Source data
=== Section Start ===

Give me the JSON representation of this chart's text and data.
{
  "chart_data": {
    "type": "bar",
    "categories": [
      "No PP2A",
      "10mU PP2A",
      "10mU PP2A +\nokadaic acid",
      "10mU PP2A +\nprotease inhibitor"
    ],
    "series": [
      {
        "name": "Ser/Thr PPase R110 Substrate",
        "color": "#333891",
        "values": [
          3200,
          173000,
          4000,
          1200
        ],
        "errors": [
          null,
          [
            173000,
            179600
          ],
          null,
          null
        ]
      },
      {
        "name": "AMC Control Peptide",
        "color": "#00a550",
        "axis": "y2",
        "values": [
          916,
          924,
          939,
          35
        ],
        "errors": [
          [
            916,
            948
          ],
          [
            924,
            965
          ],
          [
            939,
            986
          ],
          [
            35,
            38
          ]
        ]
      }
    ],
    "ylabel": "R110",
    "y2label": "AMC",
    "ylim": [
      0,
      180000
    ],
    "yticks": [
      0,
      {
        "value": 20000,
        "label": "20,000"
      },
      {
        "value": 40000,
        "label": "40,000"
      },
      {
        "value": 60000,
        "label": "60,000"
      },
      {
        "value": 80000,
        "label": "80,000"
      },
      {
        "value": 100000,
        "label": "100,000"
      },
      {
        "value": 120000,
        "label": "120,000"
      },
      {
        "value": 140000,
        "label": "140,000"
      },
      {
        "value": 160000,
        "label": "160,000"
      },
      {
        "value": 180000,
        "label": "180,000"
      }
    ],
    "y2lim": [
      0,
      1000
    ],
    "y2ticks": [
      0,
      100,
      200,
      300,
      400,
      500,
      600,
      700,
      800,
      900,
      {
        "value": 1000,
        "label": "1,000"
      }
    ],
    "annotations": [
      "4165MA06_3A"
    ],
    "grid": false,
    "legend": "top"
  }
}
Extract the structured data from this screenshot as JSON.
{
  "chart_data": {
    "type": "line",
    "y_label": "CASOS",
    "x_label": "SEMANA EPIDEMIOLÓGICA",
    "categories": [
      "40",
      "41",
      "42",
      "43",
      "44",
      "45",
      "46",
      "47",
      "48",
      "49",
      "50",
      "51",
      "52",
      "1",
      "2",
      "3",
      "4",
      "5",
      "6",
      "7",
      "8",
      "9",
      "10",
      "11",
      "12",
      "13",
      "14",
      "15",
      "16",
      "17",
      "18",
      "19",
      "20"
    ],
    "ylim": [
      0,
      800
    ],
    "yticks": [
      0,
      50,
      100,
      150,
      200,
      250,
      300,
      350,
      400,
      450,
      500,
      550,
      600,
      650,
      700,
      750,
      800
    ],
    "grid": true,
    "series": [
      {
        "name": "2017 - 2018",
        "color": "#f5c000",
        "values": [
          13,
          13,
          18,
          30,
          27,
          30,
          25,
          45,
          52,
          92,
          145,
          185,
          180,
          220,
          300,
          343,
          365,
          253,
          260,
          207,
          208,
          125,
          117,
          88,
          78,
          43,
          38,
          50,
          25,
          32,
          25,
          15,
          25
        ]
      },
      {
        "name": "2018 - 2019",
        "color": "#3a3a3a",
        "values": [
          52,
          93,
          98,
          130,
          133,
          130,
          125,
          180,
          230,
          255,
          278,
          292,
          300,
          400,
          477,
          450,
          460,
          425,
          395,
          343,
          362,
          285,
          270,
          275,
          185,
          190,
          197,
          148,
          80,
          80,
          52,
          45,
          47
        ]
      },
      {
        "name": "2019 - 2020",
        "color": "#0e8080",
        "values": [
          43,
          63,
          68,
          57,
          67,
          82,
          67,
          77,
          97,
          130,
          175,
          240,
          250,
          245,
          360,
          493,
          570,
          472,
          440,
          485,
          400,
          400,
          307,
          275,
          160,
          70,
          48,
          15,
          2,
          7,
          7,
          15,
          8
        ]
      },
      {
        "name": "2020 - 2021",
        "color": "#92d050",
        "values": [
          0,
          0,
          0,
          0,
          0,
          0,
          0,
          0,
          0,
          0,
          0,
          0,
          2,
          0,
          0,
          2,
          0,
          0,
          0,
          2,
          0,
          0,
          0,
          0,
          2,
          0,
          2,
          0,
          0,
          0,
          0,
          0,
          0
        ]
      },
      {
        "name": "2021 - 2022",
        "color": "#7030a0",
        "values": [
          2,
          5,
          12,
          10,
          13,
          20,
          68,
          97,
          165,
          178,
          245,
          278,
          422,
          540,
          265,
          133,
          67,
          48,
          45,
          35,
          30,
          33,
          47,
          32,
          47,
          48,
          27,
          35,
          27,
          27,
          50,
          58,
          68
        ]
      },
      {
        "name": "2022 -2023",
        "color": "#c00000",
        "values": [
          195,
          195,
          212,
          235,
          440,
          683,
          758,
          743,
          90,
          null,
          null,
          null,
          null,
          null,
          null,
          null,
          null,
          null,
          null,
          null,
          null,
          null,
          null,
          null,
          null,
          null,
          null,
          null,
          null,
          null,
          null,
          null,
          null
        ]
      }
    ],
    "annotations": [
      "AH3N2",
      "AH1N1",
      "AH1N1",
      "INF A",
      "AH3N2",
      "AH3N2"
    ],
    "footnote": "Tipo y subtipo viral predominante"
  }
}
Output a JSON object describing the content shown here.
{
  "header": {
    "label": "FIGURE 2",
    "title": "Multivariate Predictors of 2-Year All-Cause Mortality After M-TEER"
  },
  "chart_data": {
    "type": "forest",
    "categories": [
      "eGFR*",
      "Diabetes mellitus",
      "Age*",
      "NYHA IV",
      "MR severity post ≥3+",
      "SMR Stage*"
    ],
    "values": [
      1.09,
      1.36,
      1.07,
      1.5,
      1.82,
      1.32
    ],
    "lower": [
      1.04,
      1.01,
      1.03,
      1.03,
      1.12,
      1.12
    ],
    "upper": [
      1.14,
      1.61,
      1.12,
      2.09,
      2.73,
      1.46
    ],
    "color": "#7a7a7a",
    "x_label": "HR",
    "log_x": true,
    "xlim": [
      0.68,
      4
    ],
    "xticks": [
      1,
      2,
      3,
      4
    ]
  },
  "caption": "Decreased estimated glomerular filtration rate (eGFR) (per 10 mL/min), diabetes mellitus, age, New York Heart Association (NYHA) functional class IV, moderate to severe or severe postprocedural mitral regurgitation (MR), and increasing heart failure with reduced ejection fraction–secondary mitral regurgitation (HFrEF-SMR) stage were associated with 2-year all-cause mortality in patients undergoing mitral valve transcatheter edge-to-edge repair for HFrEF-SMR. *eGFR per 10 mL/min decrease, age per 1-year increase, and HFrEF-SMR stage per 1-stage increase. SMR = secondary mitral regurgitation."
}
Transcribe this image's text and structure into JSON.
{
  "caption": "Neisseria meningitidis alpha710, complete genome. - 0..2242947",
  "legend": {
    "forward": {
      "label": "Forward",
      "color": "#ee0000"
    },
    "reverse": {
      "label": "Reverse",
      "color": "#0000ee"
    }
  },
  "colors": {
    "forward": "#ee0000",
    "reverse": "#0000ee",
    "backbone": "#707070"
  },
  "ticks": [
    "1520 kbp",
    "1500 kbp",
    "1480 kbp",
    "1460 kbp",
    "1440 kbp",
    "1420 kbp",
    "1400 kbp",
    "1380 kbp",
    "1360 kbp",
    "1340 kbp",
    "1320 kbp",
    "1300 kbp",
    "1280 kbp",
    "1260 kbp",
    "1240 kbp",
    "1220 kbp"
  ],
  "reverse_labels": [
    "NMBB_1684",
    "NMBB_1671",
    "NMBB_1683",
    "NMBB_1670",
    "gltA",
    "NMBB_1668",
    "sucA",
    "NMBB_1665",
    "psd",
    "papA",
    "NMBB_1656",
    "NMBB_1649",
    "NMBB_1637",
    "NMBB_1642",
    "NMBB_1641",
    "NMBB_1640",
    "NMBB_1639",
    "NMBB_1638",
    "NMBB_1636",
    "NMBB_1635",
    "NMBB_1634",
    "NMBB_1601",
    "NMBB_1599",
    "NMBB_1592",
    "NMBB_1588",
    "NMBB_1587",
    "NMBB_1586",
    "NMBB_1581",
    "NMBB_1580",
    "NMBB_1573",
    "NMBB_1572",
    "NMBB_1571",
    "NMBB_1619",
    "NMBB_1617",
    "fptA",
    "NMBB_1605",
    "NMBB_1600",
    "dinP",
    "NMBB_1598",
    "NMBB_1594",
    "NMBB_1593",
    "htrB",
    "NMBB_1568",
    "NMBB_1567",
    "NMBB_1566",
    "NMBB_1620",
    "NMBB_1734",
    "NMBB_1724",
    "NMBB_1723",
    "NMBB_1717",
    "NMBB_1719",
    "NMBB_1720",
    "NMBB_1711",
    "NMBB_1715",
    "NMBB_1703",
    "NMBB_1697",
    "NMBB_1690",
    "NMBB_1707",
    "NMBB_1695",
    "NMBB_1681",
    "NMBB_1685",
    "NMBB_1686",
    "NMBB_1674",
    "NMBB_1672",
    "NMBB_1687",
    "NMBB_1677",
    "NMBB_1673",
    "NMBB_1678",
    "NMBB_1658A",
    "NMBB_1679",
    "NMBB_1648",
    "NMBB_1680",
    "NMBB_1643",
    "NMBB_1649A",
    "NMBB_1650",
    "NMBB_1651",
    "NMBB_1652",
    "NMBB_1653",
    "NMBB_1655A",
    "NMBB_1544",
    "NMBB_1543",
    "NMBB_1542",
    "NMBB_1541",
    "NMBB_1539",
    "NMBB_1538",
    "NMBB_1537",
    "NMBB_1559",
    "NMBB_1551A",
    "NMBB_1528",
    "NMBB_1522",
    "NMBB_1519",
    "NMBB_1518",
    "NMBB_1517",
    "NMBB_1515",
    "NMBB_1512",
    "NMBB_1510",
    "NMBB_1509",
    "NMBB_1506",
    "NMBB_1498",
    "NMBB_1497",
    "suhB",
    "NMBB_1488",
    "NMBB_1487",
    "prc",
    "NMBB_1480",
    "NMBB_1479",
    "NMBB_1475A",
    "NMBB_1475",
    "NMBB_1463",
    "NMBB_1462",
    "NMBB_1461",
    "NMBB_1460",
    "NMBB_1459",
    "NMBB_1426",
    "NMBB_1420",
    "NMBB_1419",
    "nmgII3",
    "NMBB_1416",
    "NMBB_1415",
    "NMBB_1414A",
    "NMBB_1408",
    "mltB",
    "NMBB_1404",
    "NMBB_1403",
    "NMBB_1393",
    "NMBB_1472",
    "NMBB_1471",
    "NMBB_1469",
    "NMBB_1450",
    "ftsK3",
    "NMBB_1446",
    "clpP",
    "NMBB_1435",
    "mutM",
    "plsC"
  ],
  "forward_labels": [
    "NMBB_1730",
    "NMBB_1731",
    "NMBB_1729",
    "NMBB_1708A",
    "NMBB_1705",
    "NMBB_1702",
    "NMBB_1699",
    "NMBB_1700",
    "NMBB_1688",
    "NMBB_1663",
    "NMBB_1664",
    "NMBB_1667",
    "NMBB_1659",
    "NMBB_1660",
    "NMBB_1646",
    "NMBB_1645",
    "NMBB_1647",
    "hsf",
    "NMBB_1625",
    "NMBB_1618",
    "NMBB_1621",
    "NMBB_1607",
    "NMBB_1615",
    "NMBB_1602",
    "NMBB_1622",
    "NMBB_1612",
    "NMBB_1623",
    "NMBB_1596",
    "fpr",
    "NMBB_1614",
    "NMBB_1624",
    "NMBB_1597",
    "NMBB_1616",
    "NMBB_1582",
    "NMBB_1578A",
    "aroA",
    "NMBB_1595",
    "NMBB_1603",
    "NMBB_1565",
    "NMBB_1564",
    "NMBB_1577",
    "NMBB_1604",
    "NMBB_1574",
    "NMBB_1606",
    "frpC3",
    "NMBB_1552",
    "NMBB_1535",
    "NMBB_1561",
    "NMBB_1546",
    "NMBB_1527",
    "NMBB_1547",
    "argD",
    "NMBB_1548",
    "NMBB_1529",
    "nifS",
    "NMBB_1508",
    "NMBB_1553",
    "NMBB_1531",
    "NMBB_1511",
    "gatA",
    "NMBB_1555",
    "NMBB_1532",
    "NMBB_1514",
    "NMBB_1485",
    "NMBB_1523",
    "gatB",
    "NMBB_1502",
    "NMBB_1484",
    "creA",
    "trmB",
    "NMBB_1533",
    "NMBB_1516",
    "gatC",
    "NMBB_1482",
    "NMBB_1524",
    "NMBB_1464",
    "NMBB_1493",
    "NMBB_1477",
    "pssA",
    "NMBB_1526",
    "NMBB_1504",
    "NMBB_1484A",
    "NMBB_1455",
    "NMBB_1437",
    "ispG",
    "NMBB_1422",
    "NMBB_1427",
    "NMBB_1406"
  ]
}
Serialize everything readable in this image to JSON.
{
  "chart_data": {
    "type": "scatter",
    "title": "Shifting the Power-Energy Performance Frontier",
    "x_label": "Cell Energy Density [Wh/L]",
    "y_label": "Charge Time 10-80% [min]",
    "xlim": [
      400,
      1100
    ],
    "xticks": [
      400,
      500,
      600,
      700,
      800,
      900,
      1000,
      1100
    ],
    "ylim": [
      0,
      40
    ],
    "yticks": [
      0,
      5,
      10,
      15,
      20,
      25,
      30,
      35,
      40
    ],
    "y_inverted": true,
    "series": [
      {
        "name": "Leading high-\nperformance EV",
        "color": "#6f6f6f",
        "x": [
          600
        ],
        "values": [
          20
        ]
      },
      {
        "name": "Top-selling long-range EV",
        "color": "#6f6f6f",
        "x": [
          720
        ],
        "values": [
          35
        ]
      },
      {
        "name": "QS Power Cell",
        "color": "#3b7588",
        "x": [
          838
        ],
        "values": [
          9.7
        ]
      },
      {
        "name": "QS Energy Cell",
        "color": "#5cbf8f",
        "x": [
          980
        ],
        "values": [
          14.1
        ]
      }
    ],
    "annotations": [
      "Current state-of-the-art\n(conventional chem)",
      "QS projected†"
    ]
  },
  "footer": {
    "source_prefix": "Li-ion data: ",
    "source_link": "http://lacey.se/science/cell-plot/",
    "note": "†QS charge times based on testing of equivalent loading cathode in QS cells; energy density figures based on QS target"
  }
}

=== Section End ===

Aim of the exercise:
With the line containing "Serialize everything readable" as the first and the last line above as the final one, copy those lines exactly and no others.

Finished task:
Serialize everything readable in this image to JSON.
{
  "chart_data": {
    "type": "scatter",
    "title": "Shifting the Power-Energy Performance Frontier",
    "x_label": "Cell Energy Density [Wh/L]",
    "y_label": "Charge Time 10-80% [min]",
    "xlim": [
      400,
      1100
    ],
    "xticks": [
      400,
      500,
      600,
      700,
      800,
      900,
      1000,
      1100
    ],
    "ylim": [
      0,
      40
    ],
    "yticks": [
      0,
      5,
      10,
      15,
      20,
      25,
      30,
      35,
      40
    ],
    "y_inverted": true,
    "series": [
      {
        "name": "Leading high-\nperformance EV",
        "color": "#6f6f6f",
        "x": [
          600
        ],
        "values": [
          20
        ]
      },
      {
        "name": "Top-selling long-range EV",
        "color": "#6f6f6f",
        "x": [
          720
        ],
        "values": [
          35
        ]
      },
      {
        "name": "QS Power Cell",
        "color": "#3b7588",
        "x": [
          838
        ],
        "values": [
          9.7
        ]
      },
      {
        "name": "QS Energy Cell",
        "color": "#5cbf8f",
        "x": [
          980
        ],
        "values": [
          14.1
        ]
      }
    ],
    "annotations": [
      "Current state-of-the-art\n(conventional chem)",
      "QS projected†"
    ]
  },
  "footer": {
    "source_prefix": "Li-ion data: ",
    "source_link": "http://lacey.se/science/cell-plot/",
    "note": "†QS charge times based on testing of equivalent loading cathode in QS cells; energy density figures based on QS target"
  }
}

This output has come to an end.